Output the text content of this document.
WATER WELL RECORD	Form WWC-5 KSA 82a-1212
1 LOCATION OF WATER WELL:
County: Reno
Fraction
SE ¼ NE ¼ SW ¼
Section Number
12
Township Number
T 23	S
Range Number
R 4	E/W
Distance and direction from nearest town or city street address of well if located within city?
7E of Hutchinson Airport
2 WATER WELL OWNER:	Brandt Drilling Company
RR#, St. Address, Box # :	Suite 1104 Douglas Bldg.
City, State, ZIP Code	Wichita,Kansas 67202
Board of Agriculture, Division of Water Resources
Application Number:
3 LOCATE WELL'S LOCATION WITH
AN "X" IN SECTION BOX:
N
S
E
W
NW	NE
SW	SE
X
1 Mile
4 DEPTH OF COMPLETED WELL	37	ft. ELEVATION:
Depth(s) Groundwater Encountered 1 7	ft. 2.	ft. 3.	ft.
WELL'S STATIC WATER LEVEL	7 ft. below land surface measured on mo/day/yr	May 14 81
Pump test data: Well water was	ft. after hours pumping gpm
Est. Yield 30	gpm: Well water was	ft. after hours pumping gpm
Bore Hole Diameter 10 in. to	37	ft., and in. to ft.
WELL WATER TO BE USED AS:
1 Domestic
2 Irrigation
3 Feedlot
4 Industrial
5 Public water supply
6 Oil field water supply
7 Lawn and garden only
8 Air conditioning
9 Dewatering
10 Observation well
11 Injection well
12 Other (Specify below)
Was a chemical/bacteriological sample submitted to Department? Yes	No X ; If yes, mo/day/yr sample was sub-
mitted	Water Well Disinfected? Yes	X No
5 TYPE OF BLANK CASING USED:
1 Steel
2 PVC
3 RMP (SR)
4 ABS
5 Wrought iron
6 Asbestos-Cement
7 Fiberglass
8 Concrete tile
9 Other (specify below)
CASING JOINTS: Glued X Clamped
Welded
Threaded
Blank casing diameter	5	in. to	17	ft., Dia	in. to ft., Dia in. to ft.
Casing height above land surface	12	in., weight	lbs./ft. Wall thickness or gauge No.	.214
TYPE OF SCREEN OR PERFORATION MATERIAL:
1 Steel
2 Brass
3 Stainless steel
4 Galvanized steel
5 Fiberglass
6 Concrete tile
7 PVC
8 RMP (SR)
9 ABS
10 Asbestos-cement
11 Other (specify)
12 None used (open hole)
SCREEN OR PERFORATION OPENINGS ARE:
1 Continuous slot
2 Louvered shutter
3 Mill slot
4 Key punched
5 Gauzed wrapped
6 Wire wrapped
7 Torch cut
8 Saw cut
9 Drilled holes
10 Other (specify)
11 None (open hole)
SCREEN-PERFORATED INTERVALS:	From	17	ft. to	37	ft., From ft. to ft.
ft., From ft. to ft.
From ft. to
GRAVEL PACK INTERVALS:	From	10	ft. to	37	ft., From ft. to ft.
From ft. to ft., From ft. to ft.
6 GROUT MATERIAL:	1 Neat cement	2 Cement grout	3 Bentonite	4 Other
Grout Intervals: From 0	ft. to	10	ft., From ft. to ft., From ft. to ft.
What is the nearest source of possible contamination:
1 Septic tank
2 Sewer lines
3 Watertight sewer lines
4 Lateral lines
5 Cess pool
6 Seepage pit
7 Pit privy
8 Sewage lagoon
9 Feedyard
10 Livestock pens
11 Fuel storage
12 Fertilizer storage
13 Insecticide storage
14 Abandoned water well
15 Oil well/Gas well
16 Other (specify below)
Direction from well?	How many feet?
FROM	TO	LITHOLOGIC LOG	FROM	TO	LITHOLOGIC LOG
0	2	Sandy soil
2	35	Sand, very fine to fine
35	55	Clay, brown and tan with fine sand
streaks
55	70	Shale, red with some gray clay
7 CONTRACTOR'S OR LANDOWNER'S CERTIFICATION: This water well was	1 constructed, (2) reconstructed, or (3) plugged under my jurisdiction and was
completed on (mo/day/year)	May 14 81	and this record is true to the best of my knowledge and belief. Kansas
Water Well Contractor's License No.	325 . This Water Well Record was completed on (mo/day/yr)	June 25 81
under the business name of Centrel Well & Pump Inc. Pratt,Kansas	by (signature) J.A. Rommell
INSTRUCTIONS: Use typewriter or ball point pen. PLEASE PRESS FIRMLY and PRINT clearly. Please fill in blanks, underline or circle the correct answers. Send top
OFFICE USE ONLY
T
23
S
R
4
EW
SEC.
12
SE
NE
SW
====================
Your answer should consist of all lines in the listing above that contain "PERFORATION".

TYPE OF SCREEN OR PERFORATION MATERIAL:
SCREEN OR PERFORATION OPENINGS ARE:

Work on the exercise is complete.